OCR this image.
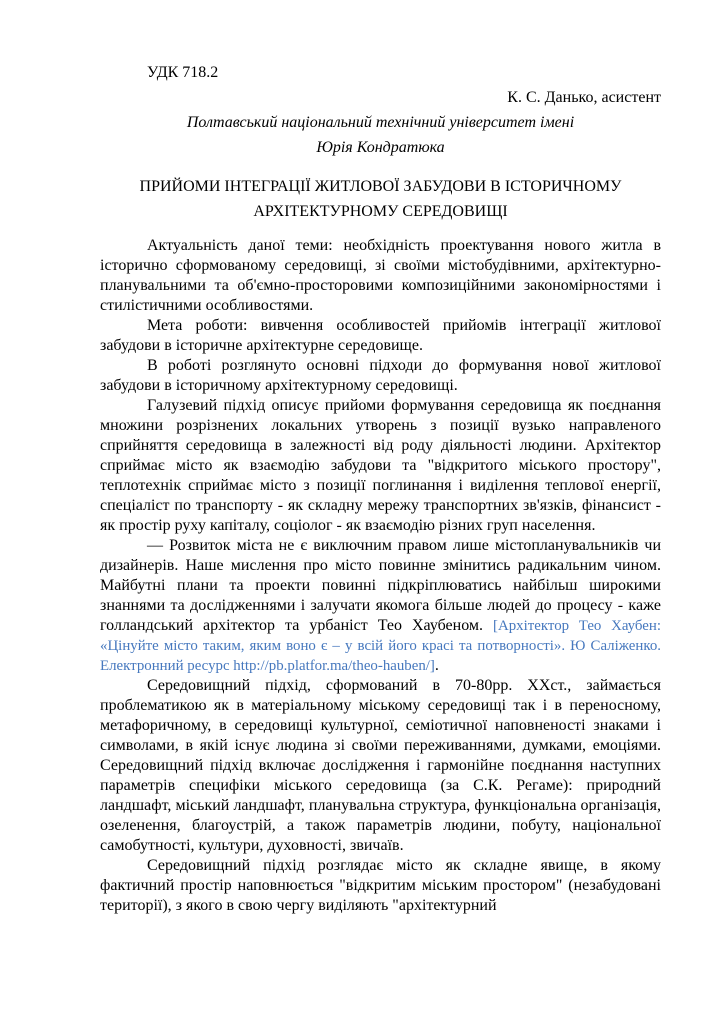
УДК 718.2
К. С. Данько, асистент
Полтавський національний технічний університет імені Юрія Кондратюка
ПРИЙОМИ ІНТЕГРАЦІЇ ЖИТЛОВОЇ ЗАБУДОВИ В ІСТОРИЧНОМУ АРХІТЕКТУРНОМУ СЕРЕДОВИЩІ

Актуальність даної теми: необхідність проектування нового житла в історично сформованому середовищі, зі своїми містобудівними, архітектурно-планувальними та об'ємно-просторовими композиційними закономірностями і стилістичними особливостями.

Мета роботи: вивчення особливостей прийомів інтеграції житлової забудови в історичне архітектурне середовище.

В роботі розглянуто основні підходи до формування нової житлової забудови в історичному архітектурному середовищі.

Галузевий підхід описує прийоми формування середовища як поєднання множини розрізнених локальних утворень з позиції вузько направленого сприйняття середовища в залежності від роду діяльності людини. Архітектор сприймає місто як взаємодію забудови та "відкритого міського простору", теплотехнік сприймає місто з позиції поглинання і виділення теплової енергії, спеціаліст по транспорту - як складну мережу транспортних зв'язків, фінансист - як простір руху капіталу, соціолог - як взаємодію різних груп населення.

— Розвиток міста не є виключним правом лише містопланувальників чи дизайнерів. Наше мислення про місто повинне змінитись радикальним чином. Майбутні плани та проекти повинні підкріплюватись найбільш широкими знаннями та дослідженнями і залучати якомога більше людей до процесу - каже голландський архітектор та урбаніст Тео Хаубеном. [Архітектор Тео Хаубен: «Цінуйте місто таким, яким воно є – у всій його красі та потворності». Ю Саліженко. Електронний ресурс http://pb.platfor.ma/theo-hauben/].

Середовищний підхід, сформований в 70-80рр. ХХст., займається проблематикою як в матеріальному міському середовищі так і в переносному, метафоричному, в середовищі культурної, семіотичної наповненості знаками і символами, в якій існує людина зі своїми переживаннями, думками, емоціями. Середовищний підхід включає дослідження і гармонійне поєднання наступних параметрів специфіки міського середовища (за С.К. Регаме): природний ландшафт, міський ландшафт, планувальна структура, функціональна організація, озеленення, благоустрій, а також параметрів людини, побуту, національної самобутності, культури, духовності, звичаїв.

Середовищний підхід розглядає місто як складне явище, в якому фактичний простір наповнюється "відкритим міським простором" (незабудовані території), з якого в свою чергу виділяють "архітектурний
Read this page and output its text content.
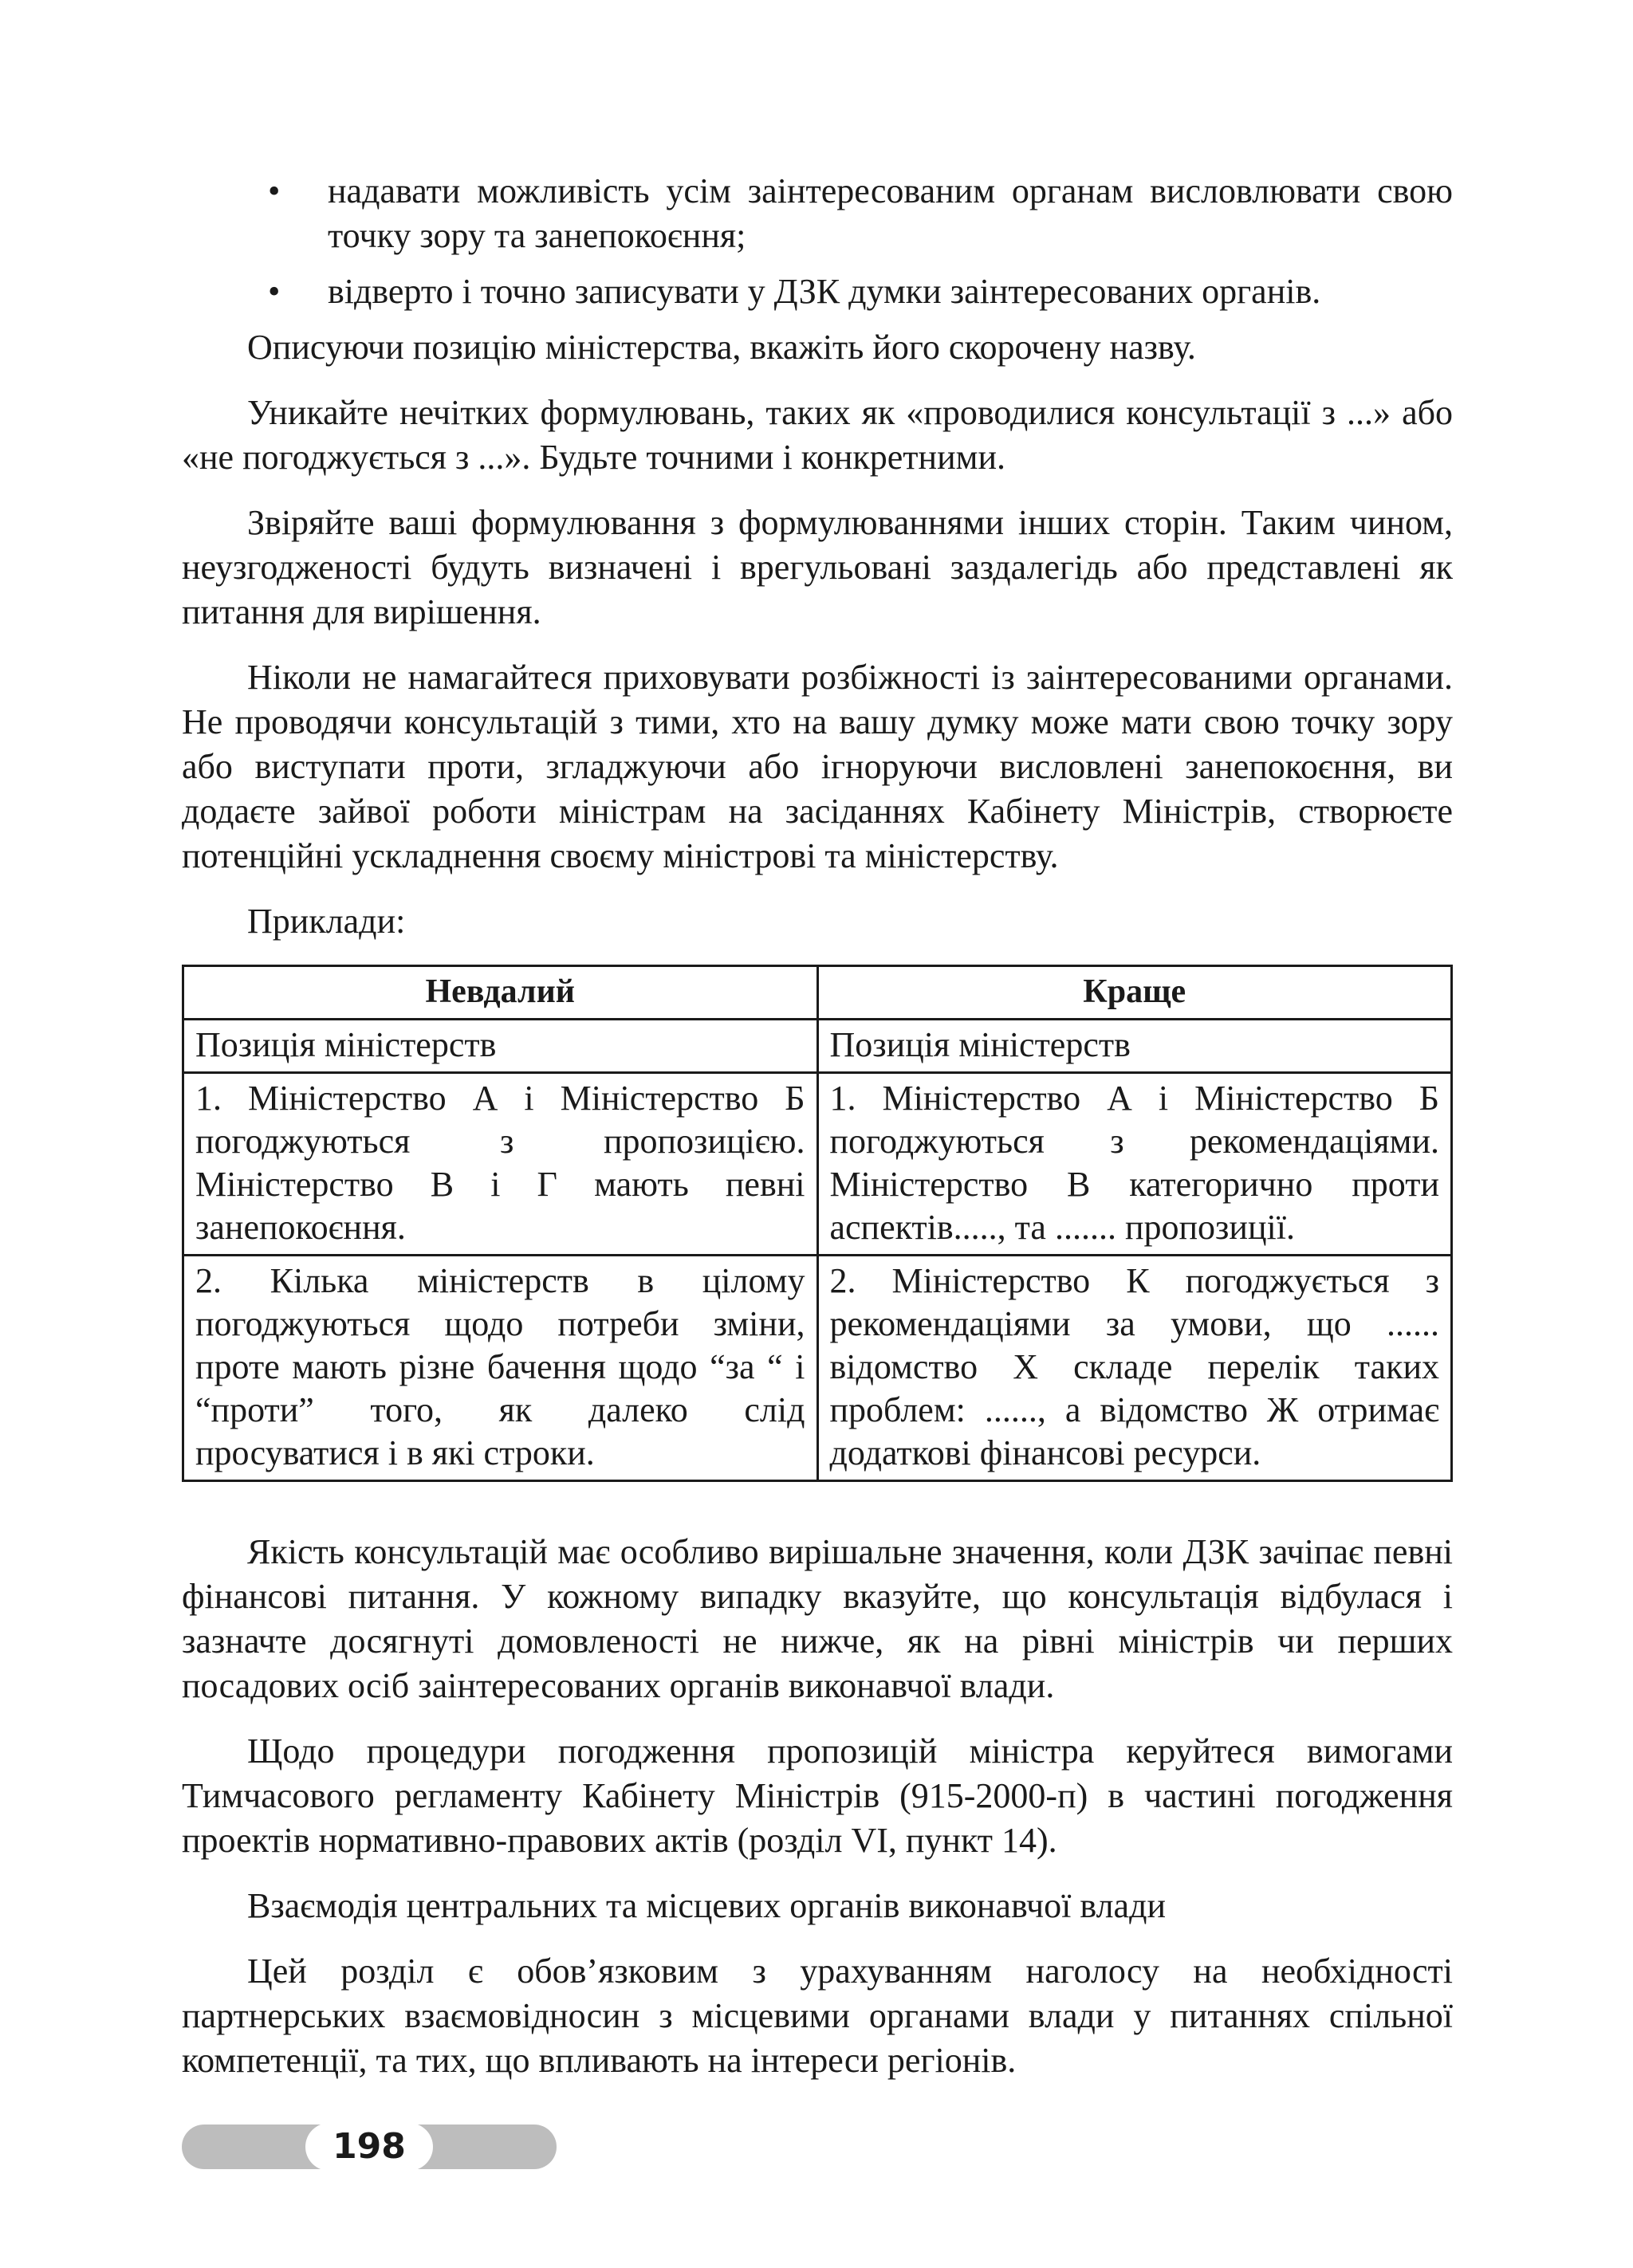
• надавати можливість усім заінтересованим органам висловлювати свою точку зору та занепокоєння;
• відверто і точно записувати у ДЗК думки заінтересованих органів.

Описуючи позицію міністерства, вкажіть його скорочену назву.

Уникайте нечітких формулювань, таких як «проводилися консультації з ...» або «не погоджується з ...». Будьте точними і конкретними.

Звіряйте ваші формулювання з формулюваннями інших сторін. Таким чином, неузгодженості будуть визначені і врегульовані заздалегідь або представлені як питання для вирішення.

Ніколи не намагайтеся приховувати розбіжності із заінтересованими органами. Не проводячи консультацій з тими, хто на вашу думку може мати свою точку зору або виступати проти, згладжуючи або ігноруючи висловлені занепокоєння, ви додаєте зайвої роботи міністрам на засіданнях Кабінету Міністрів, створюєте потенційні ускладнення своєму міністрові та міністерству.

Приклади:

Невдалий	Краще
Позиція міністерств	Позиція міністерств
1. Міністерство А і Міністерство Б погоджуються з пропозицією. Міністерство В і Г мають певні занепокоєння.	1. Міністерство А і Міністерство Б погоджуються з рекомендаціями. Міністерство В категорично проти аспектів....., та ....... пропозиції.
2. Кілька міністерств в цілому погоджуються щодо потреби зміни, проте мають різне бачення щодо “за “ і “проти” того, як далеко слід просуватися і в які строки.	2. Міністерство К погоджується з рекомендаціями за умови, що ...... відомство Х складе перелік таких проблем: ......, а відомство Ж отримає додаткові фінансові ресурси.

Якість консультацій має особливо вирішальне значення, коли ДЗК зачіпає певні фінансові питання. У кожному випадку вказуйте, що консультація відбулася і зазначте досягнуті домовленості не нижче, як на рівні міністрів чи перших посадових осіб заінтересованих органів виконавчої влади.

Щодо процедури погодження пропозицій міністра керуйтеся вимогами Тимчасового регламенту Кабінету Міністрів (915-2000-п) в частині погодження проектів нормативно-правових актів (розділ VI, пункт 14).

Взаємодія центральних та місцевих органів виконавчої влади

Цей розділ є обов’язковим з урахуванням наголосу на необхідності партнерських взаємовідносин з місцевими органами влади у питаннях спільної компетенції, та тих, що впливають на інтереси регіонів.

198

•••

## Your task
In the records above, find the lines containing "розділ" and copy them.

## Written answer
Щодо процедури погодження пропозицій міністра керуйтеся вимогами Тимчасового регламенту Кабінету Міністрів (915-2000-п) в частині погодження проектів нормативно-правових актів (розділ VI, пункт 14).
Цей розділ є обов’язковим з урахуванням наголосу на необхідності партнерських взаємовідносин з місцевими органами влади у питаннях спільної компетенції, та тих, що впливають на інтереси регіонів.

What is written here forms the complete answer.